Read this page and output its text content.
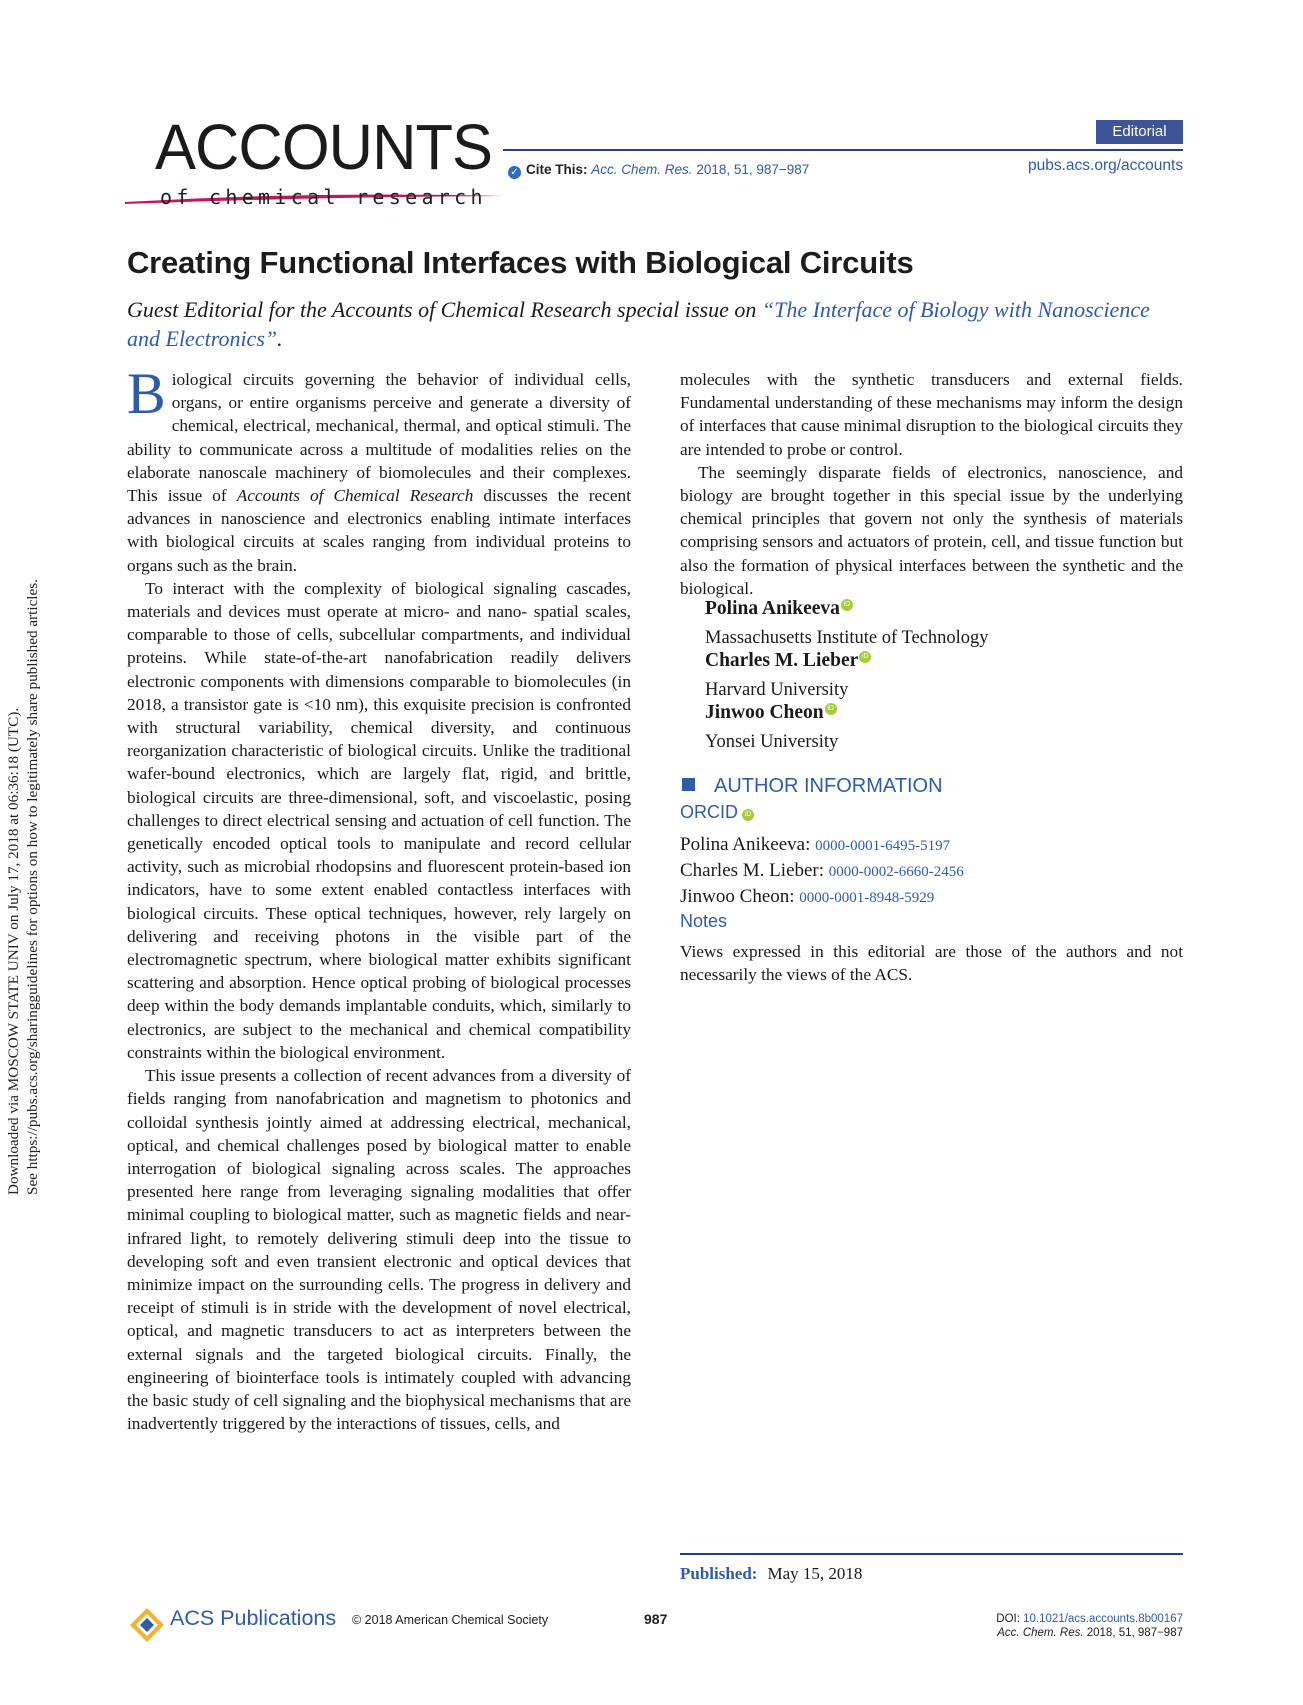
Downloaded via MOSCOW STATE UNIV on July 17, 2018 at 06:36:18 (UTC). See https://pubs.acs.org/sharingguidelines for options on how to legitimately share published articles.
ACCOUNTS
of chemical research
Editorial
✓ Cite This: Acc. Chem. Res. 2018, 51, 987−987	pubs.acs.org/accounts
Creating Functional Interfaces with Biological Circuits
Guest Editorial for the Accounts of Chemical Research special issue on “The Interface of Biology with Nanoscience and Electronics”.

Biological circuits governing the behavior of individual cells, organs, or entire organisms perceive and generate a diversity of chemical, electrical, mechanical, thermal, and optical stimuli. The ability to communicate across a multitude of modalities relies on the elaborate nanoscale machinery of biomolecules and their complexes. This issue of Accounts of Chemical Research discusses the recent advances in nanoscience and electronics enabling intimate interfaces with biological circuits at scales ranging from individual proteins to organs such as the brain.

To interact with the complexity of biological signaling cascades, materials and devices must operate at micro- and nano- spatial scales, comparable to those of cells, subcellular compartments, and individual proteins. While state-of-the-art nanofabrication readily delivers electronic components with dimensions comparable to biomolecules (in 2018, a transistor gate is <10 nm), this exquisite precision is confronted with structural variability, chemical diversity, and continuous reorganization characteristic of biological circuits. Unlike the traditional wafer-bound electronics, which are largely flat, rigid, and brittle, biological circuits are three-dimensional, soft, and viscoelastic, posing challenges to direct electrical sensing and actuation of cell function. The genetically encoded optical tools to manipulate and record cellular activity, such as microbial rhodopsins and fluorescent protein-based ion indicators, have to some extent enabled contactless interfaces with biological circuits. These optical techniques, however, rely largely on delivering and receiving photons in the visible part of the electromagnetic spectrum, where biological matter exhibits significant scattering and absorption. Hence optical probing of biological processes deep within the body demands implantable conduits, which, similarly to electronics, are subject to the mechanical and chemical compatibility constraints within the biological environment.

This issue presents a collection of recent advances from a diversity of fields ranging from nanofabrication and magnetism to photonics and colloidal synthesis jointly aimed at addressing electrical, mechanical, optical, and chemical challenges posed by biological matter to enable interrogation of biological signaling across scales. The approaches presented here range from leveraging signaling modalities that offer minimal coupling to biological matter, such as magnetic fields and near-infrared light, to remotely delivering stimuli deep into the tissue to developing soft and even transient electronic and optical devices that minimize impact on the surrounding cells. The progress in delivery and receipt of stimuli is in stride with the development of novel electrical, optical, and magnetic transducers to act as interpreters between the external signals and the targeted biological circuits. Finally, the engineering of biointerface tools is intimately coupled with advancing the basic study of cell signaling and the biophysical mechanisms that are inadvertently triggered by the interactions of tissues, cells, and

molecules with the synthetic transducers and external fields. Fundamental understanding of these mechanisms may inform the design of interfaces that cause minimal disruption to the biological circuits they are intended to probe or control.

The seemingly disparate fields of electronics, nanoscience, and biology are brought together in this special issue by the underlying chemical principles that govern not only the synthesis of materials comprising sensors and actuators of protein, cell, and tissue function but also the formation of physical interfaces between the synthetic and the biological.

Polina Anikeeva iD
Massachusetts Institute of Technology
Charles M. Lieber iD
Harvard University
Jinwoo Cheon iD
Yonsei University
AUTHOR INFORMATION
ORCID iD
Polina Anikeeva: 0000-0001-6495-5197
Charles M. Lieber: 0000-0002-6660-2456
Jinwoo Cheon: 0000-0001-8948-5929
Notes
Views expressed in this editorial are those of the authors and not necessarily the views of the ACS.
Published: May 15, 2018
ACS Publications © 2018 American Chemical Society	987	DOI: 10.1021/acs.accounts.8b00167
Acc. Chem. Res. 2018, 51, 987−987
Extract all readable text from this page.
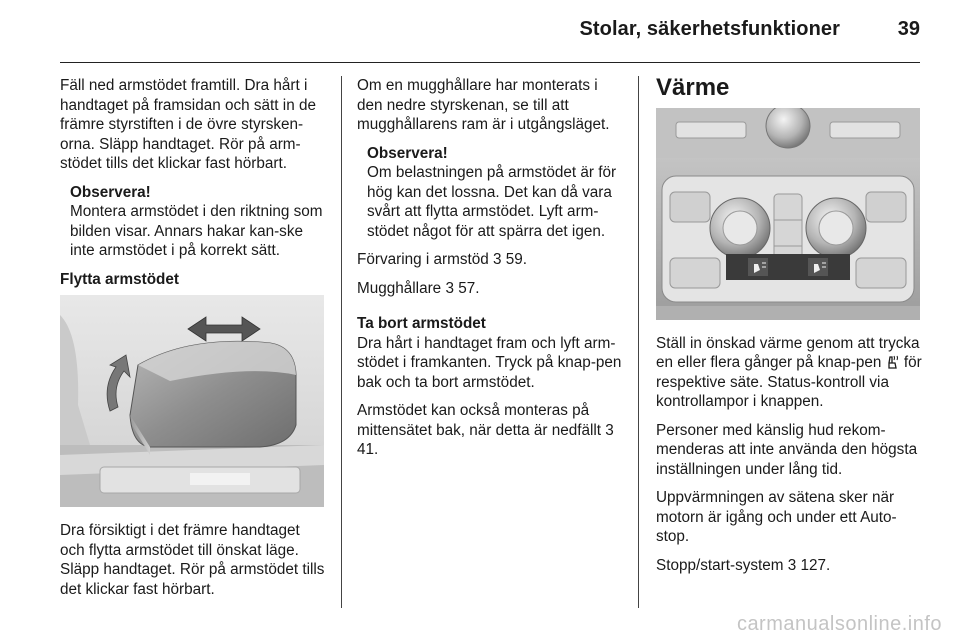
Stolar, säkerhetsfunktioner	39

Fäll ned armstödet framtill. Dra hårt i handtaget på framsidan och sätt in de främre styrstiften i de övre styrsken-orna. Släpp handtaget. Rör på arm-stödet tills det klickar fast hörbart.

Observera!
Montera armstödet i den riktning som bilden visar. Annars hakar kan-ske inte armstödet i på korrekt sätt.
Flytta armstödet

Dra försiktigt i det främre handtaget och flytta armstödet till önskat läge. Släpp handtaget. Rör på armstödet tills det klickar fast hörbart.

Om en mugghållare har monterats i den nedre styrskenan, se till att mugghållarens ram är i utgångsläget.

Observera!
Om belastningen på armstödet är för hög kan det lossna. Det kan då vara svårt att flytta armstödet. Lyft arm-stödet något för att spärra det igen.

Förvaring i armstöd 3 59.

Mugghållare 3 57.

Ta bort armstödet

Dra hårt i handtaget fram och lyft arm-stödet i framkanten. Tryck på knap-pen bak och ta bort armstödet.

Armstödet kan också monteras på mittensätet bak, när detta är nedfällt 3 41.

Värme

Ställ in önskad värme genom att trycka en eller flera gånger på knap-pen för respektive säte. Status-kontroll via kontrollampor i knappen.

Personer med känslig hud rekom-menderas att inte använda den högsta inställningen under lång tid.

Uppvärmningen av sätena sker när motorn är igång och under ett Auto-stop.

Stopp/start-system 3 127.

carmanualsonline.info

-------

Goal of the exercise | For every line in the listing above that contains "handtaget", copy that line.

Written solution |
Fäll ned armstödet framtill. Dra hårt i handtaget på framsidan och sätt in de främre styrstiften i de övre styrsken-orna. Släpp handtaget. Rör på arm-stödet tills det klickar fast hörbart.
Dra försiktigt i det främre handtaget och flytta armstödet till önskat läge. Släpp handtaget. Rör på armstödet tills det klickar fast hörbart.
Dra hårt i handtaget fram och lyft arm-stödet i framkanten. Tryck på knap-pen bak och ta bort armstödet.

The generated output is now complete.